--- START ---
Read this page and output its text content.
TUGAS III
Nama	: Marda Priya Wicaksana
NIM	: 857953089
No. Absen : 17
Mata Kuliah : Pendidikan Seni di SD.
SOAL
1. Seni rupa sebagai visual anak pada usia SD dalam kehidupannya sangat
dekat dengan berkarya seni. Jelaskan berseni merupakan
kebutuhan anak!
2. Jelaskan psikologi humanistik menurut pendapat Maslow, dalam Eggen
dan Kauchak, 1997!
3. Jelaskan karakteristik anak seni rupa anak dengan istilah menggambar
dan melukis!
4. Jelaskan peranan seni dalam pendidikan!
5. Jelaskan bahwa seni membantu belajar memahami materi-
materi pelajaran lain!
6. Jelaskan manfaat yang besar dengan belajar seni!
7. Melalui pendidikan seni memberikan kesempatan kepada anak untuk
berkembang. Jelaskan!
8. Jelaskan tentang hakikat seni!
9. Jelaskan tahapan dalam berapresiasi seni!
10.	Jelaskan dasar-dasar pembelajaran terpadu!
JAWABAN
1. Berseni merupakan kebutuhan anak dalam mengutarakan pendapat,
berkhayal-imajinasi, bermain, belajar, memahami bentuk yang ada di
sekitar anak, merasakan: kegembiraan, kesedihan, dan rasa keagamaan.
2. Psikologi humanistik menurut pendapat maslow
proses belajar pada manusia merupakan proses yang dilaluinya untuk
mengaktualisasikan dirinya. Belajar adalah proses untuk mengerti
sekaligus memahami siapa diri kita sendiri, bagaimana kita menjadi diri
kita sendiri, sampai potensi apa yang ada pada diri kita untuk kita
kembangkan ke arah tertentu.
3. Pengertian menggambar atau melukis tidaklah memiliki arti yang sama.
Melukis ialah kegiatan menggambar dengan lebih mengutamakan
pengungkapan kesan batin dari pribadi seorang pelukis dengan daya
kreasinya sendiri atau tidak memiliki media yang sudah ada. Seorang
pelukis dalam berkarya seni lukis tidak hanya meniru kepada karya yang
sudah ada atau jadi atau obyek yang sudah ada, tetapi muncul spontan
--- END ---
- [Stated task]:
Please give back all of the records exactly as written.

- [Expected answer]:
Read this page and output its text content.
TUGAS III
Nama	: Marda Priya Wicaksana
NIM	: 857953089
No. Absen : 17
Mata Kuliah : Pendidikan Seni di SD.
SOAL
1. Seni rupa sebagai visual anak pada usia SD dalam kehidupannya sangat
dekat dengan berkarya seni. Jelaskan berseni merupakan
kebutuhan anak!
2. Jelaskan psikologi humanistik menurut pendapat Maslow, dalam Eggen
dan Kauchak, 1997!
3. Jelaskan karakteristik anak seni rupa anak dengan istilah menggambar
dan melukis!
4. Jelaskan peranan seni dalam pendidikan!
5. Jelaskan bahwa seni membantu belajar memahami materi-
materi pelajaran lain!
6. Jelaskan manfaat yang besar dengan belajar seni!
7. Melalui pendidikan seni memberikan kesempatan kepada anak untuk
berkembang. Jelaskan!
8. Jelaskan tentang hakikat seni!
9. Jelaskan tahapan dalam berapresiasi seni!
10.	Jelaskan dasar-dasar pembelajaran terpadu!
JAWABAN
1. Berseni merupakan kebutuhan anak dalam mengutarakan pendapat,
berkhayal-imajinasi, bermain, belajar, memahami bentuk yang ada di
sekitar anak, merasakan: kegembiraan, kesedihan, dan rasa keagamaan.
2. Psikologi humanistik menurut pendapat maslow
proses belajar pada manusia merupakan proses yang dilaluinya untuk
mengaktualisasikan dirinya. Belajar adalah proses untuk mengerti
sekaligus memahami siapa diri kita sendiri, bagaimana kita menjadi diri
kita sendiri, sampai potensi apa yang ada pada diri kita untuk kita
kembangkan ke arah tertentu.
3. Pengertian menggambar atau melukis tidaklah memiliki arti yang sama.
Melukis ialah kegiatan menggambar dengan lebih mengutamakan
pengungkapan kesan batin dari pribadi seorang pelukis dengan daya
kreasinya sendiri atau tidak memiliki media yang sudah ada. Seorang
pelukis dalam berkarya seni lukis tidak hanya meniru kepada karya yang
sudah ada atau jadi atau obyek yang sudah ada, tetapi muncul spontan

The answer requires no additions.